## Goal
Locate every line in the material below that has the word "Doložený". Copy each of those lines.

## Material for this task
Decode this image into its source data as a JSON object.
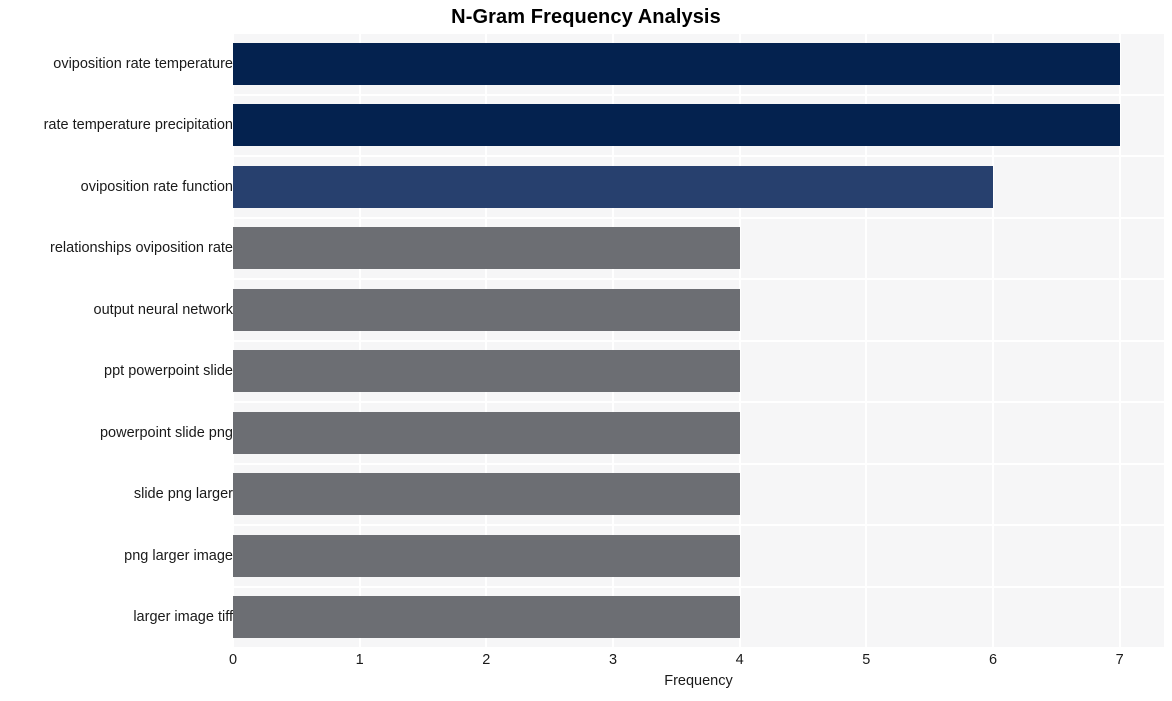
{
  "chart_data": {
    "type": "bar",
    "orientation": "horizontal",
    "title": "N-Gram Frequency Analysis",
    "xlabel": "Frequency",
    "ylabel": "",
    "xlim": [
      0,
      7.35
    ],
    "xticks": [
      0,
      1,
      2,
      3,
      4,
      5,
      6,
      7
    ],
    "xtick_labels": [
      "0",
      "1",
      "2",
      "3",
      "4",
      "5",
      "6",
      "7"
    ],
    "grid": true,
    "legend": "none",
    "categories": [
      "oviposition rate temperature",
      "rate temperature precipitation",
      "oviposition rate function",
      "relationships oviposition rate",
      "output neural network",
      "ppt powerpoint slide",
      "powerpoint slide png",
      "slide png larger",
      "png larger image",
      "larger image tiff"
    ],
    "values": [
      7,
      7,
      6,
      4,
      4,
      4,
      4,
      4,
      4,
      4
    ],
    "bar_colors": [
      "#04224f",
      "#04224f",
      "#27406e",
      "#6c6e73",
      "#6c6e73",
      "#6c6e73",
      "#6c6e73",
      "#6c6e73",
      "#6c6e73",
      "#6c6e73"
    ]
  },
  "style": {
    "plot_background": "#f6f6f7",
    "figure_background": "#ffffff",
    "gridline_color": "#ffffff",
    "text_color": "#1a1a1a",
    "title_color": "#000000"
  }
}
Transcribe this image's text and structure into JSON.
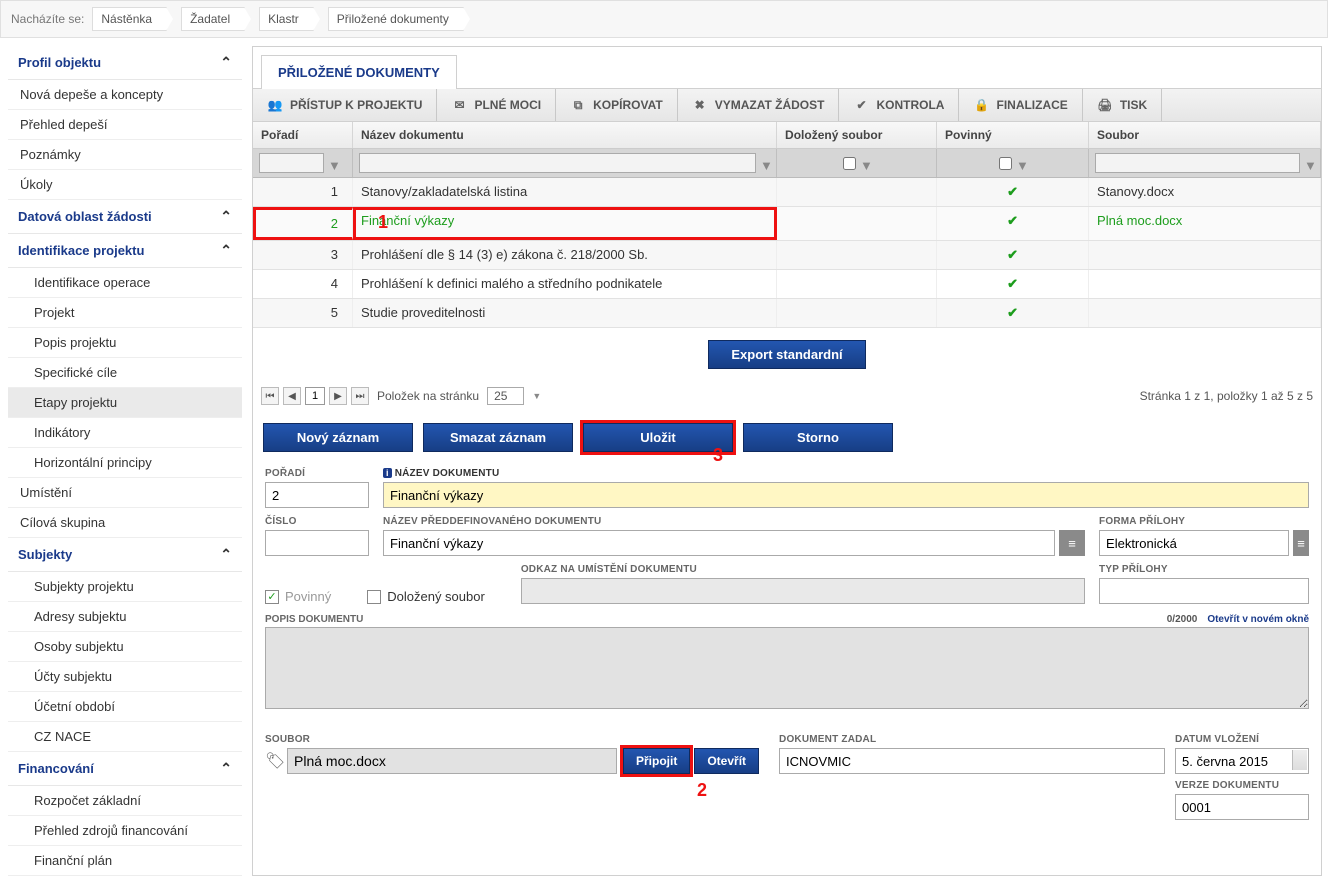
{
  "breadcrumb": {
    "label": "Nacházíte se:",
    "items": [
      "Nástěnka",
      "Žadatel",
      "Klastr",
      "Přiložené dokumenty"
    ]
  },
  "sidebar": [
    {
      "type": "head",
      "label": "Profil objektu",
      "expand": true
    },
    {
      "type": "item",
      "label": "Nová depeše a koncepty"
    },
    {
      "type": "item",
      "label": "Přehled depeší"
    },
    {
      "type": "item",
      "label": "Poznámky"
    },
    {
      "type": "item",
      "label": "Úkoly"
    },
    {
      "type": "head",
      "label": "Datová oblast žádosti",
      "expand": true
    },
    {
      "type": "head",
      "label": "Identifikace projektu",
      "expand": true,
      "blue": true
    },
    {
      "type": "item",
      "label": "Identifikace operace",
      "lvl": 2
    },
    {
      "type": "item",
      "label": "Projekt",
      "lvl": 2
    },
    {
      "type": "item",
      "label": "Popis projektu",
      "lvl": 2
    },
    {
      "type": "item",
      "label": "Specifické cíle",
      "lvl": 2
    },
    {
      "type": "item",
      "label": "Etapy projektu",
      "lvl": 2,
      "sel": true
    },
    {
      "type": "item",
      "label": "Indikátory",
      "lvl": 2
    },
    {
      "type": "item",
      "label": "Horizontální principy",
      "lvl": 2
    },
    {
      "type": "item",
      "label": "Umístění"
    },
    {
      "type": "item",
      "label": "Cílová skupina"
    },
    {
      "type": "head",
      "label": "Subjekty",
      "expand": true,
      "blue": true
    },
    {
      "type": "item",
      "label": "Subjekty projektu",
      "lvl": 2
    },
    {
      "type": "item",
      "label": "Adresy subjektu",
      "lvl": 2
    },
    {
      "type": "item",
      "label": "Osoby subjektu",
      "lvl": 2
    },
    {
      "type": "item",
      "label": "Účty subjektu",
      "lvl": 2
    },
    {
      "type": "item",
      "label": "Účetní období",
      "lvl": 2
    },
    {
      "type": "item",
      "label": "CZ NACE",
      "lvl": 2
    },
    {
      "type": "head",
      "label": "Financování",
      "expand": true,
      "blue": true
    },
    {
      "type": "item",
      "label": "Rozpočet základní",
      "lvl": 2
    },
    {
      "type": "item",
      "label": "Přehled zdrojů financování",
      "lvl": 2
    },
    {
      "type": "item",
      "label": "Finanční plán",
      "lvl": 2
    }
  ],
  "tab": "PŘILOŽENÉ DOKUMENTY",
  "toolbar": [
    {
      "icon": "users",
      "label": "PŘÍSTUP K PROJEKTU"
    },
    {
      "icon": "mail",
      "label": "PLNÉ MOCI"
    },
    {
      "icon": "copy",
      "label": "KOPÍROVAT"
    },
    {
      "icon": "x",
      "label": "VYMAZAT ŽÁDOST"
    },
    {
      "icon": "check",
      "label": "KONTROLA"
    },
    {
      "icon": "lock",
      "label": "FINALIZACE"
    },
    {
      "icon": "print",
      "label": "TISK"
    }
  ],
  "grid": {
    "cols": [
      "Pořadí",
      "Název dokumentu",
      "Doložený soubor",
      "Povinný",
      "Soubor"
    ],
    "rows": [
      {
        "poradi": "1",
        "nazev": "Stanovy/zakladatelská listina",
        "povinny": true,
        "soubor": "Stanovy.docx"
      },
      {
        "poradi": "2",
        "nazev": "Finanční výkazy",
        "povinny": true,
        "soubor": "Plná moc.docx",
        "active": true,
        "annot": "1"
      },
      {
        "poradi": "3",
        "nazev": "Prohlášení dle § 14 (3) e) zákona č. 218/2000 Sb.",
        "povinny": true,
        "soubor": ""
      },
      {
        "poradi": "4",
        "nazev": "Prohlášení k definici malého a středního podnikatele",
        "povinny": true,
        "soubor": ""
      },
      {
        "poradi": "5",
        "nazev": "Studie proveditelnosti",
        "povinny": true,
        "soubor": ""
      }
    ],
    "export": "Export standardní",
    "pager": {
      "page": "1",
      "perpageLabel": "Položek na stránku",
      "perpage": "25",
      "info": "Stránka 1 z 1, položky 1 až 5 z 5"
    }
  },
  "actions": {
    "new": "Nový záznam",
    "del": "Smazat záznam",
    "save": "Uložit",
    "cancel": "Storno",
    "annot": "3"
  },
  "form": {
    "poradi": {
      "label": "POŘADÍ",
      "value": "2"
    },
    "nazevdok": {
      "label": "NÁZEV DOKUMENTU",
      "value": "Finanční výkazy"
    },
    "cislo": {
      "label": "ČÍSLO",
      "value": ""
    },
    "nazevpred": {
      "label": "NÁZEV PŘEDDEFINOVANÉHO DOKUMENTU",
      "value": "Finanční výkazy"
    },
    "forma": {
      "label": "FORMA PŘÍLOHY",
      "value": "Elektronická"
    },
    "typ": {
      "label": "TYP PŘÍLOHY",
      "value": ""
    },
    "povinny": {
      "label": "Povinný",
      "checked": true
    },
    "dolozeny": {
      "label": "Doložený soubor",
      "checked": false
    },
    "odkaz": {
      "label": "ODKAZ NA UMÍSTĚNÍ DOKUMENTU",
      "value": ""
    },
    "popis": {
      "label": "POPIS DOKUMENTU",
      "count": "0/2000",
      "open": "Otevřít v novém okně"
    },
    "soubor": {
      "label": "SOUBOR",
      "value": "Plná moc.docx",
      "attach": "Připojit",
      "open": "Otevřít",
      "annot": "2"
    },
    "zadal": {
      "label": "DOKUMENT ZADAL",
      "value": "ICNOVMIC"
    },
    "datum": {
      "label": "DATUM VLOŽENÍ",
      "value": "5. června 2015"
    },
    "verze": {
      "label": "VERZE DOKUMENTU",
      "value": "0001"
    }
  }
}
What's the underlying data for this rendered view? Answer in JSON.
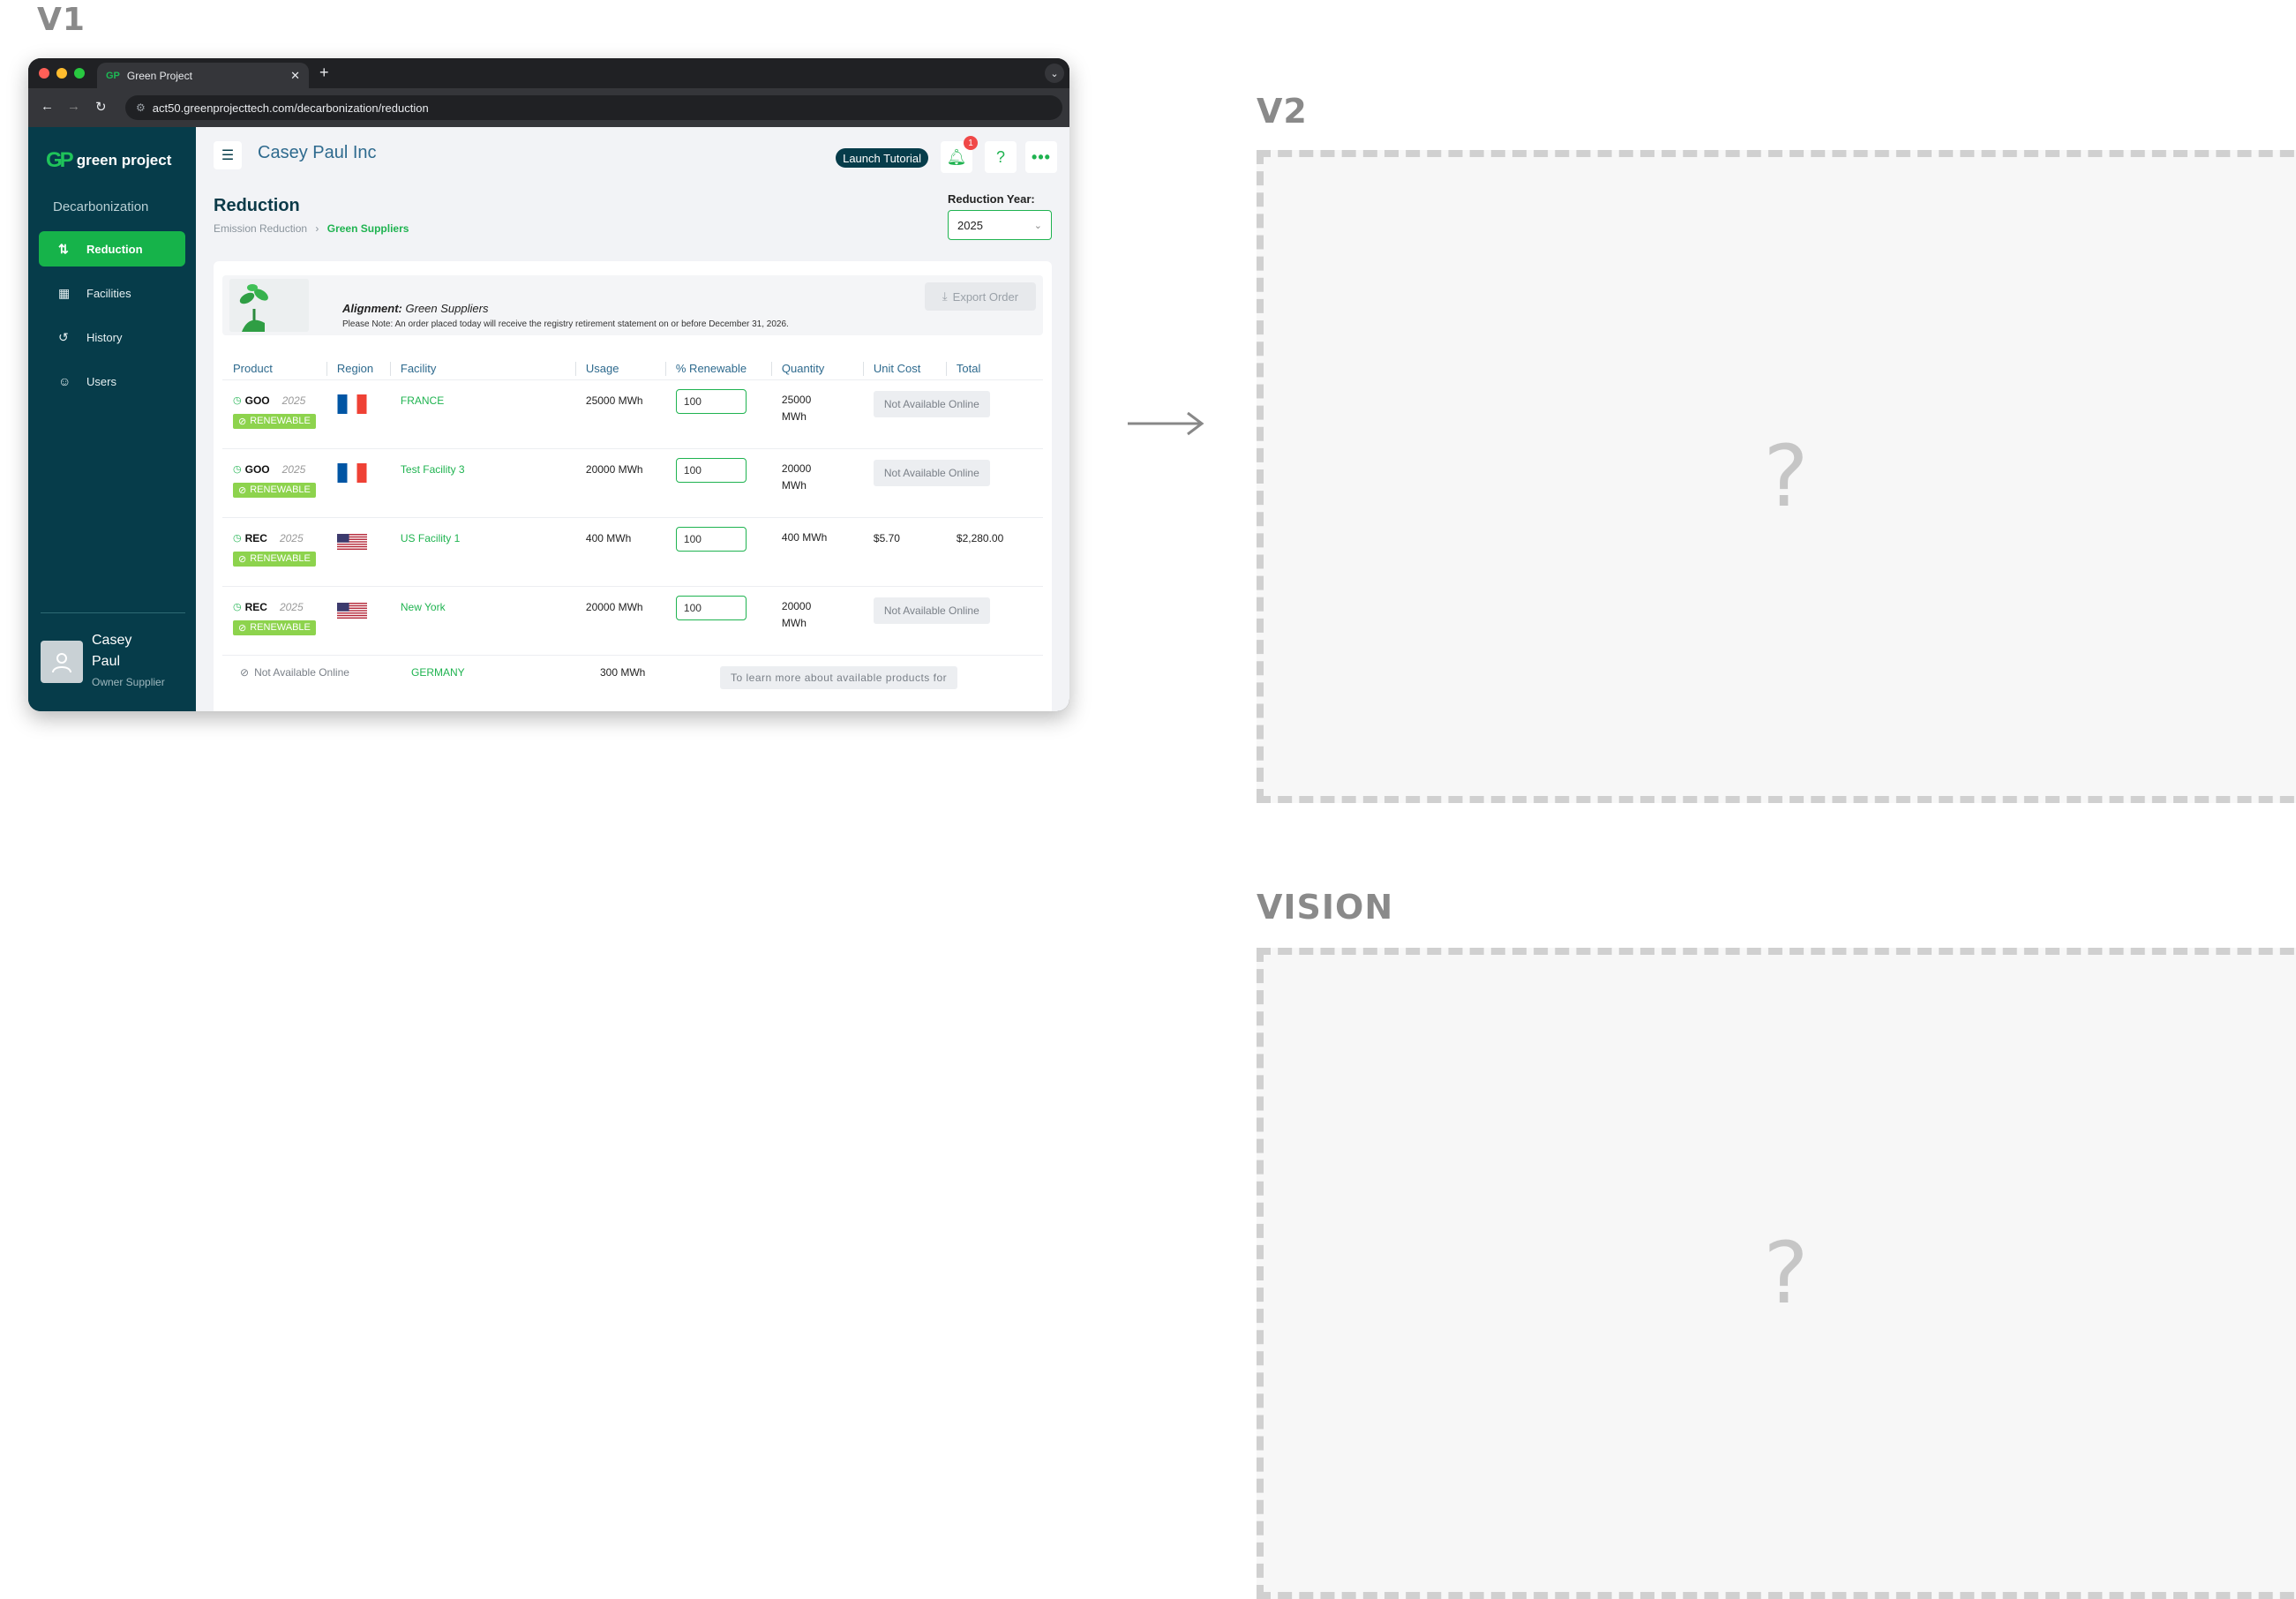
{
  "labels": {
    "v1": "V1",
    "v2": "V2",
    "vision": "VISION",
    "placeholder_mark": "?"
  },
  "browser": {
    "tab_title": "Green Project",
    "tab_favicon": "GP",
    "url": "act50.greenprojecttech.com/decarbonization/reduction"
  },
  "sidebar": {
    "logo_mark": "GP",
    "logo_text": "green project",
    "section": "Decarbonization",
    "items": [
      {
        "label": "Reduction",
        "icon": "reduction-icon",
        "active": true
      },
      {
        "label": "Facilities",
        "icon": "building-icon",
        "active": false
      },
      {
        "label": "History",
        "icon": "history-icon",
        "active": false
      },
      {
        "label": "Users",
        "icon": "user-icon",
        "active": false
      }
    ],
    "user": {
      "name": "Casey Paul",
      "role": "Owner Supplier"
    }
  },
  "header": {
    "company": "Casey Paul Inc",
    "launch_tutorial": "Launch Tutorial",
    "notification_count": "1"
  },
  "page": {
    "title": "Reduction",
    "breadcrumb": [
      "Emission Reduction",
      "Green Suppliers"
    ],
    "year_label": "Reduction Year:",
    "year_value": "2025"
  },
  "info": {
    "alignment_label": "Alignment:",
    "alignment_value": "Green Suppliers",
    "note": "Please Note: An order placed today will receive the registry retirement statement on or before December 31, 2026.",
    "export_label": "Export Order"
  },
  "table": {
    "headers": [
      "Product",
      "Region",
      "Facility",
      "Usage",
      "% Renewable",
      "Quantity",
      "Unit Cost",
      "Total"
    ],
    "renewable_badge": "RENEWABLE",
    "rows": [
      {
        "product": "GOO",
        "year": "2025",
        "region": "france",
        "facility": "FRANCE",
        "usage": "25000 MWh",
        "pct": "100",
        "quantity": "25000 MWh",
        "unit_cost": "",
        "total": "",
        "status": "Not Available Online"
      },
      {
        "product": "GOO",
        "year": "2025",
        "region": "france",
        "facility": "Test Facility 3",
        "usage": "20000 MWh",
        "pct": "100",
        "quantity": "20000 MWh",
        "unit_cost": "",
        "total": "",
        "status": "Not Available Online"
      },
      {
        "product": "REC",
        "year": "2025",
        "region": "usa",
        "facility": "US Facility 1",
        "usage": "400 MWh",
        "pct": "100",
        "quantity": "400 MWh",
        "unit_cost": "$5.70",
        "total": "$2,280.00",
        "status": ""
      },
      {
        "product": "REC",
        "year": "2025",
        "region": "usa",
        "facility": "New York",
        "usage": "20000 MWh",
        "pct": "100",
        "quantity": "20000 MWh",
        "unit_cost": "",
        "total": "",
        "status": "Not Available Online"
      }
    ],
    "partial_row": {
      "status": "Not Available Online",
      "facility": "GERMANY",
      "usage": "300 MWh",
      "message": "To learn more about available products for"
    }
  },
  "colors": {
    "accent": "#1fb350",
    "sidebar": "#063c4a",
    "link": "#2e6a8e"
  }
}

## Written answer
      "Doložený soubor",
      "label": "Doložený soubor",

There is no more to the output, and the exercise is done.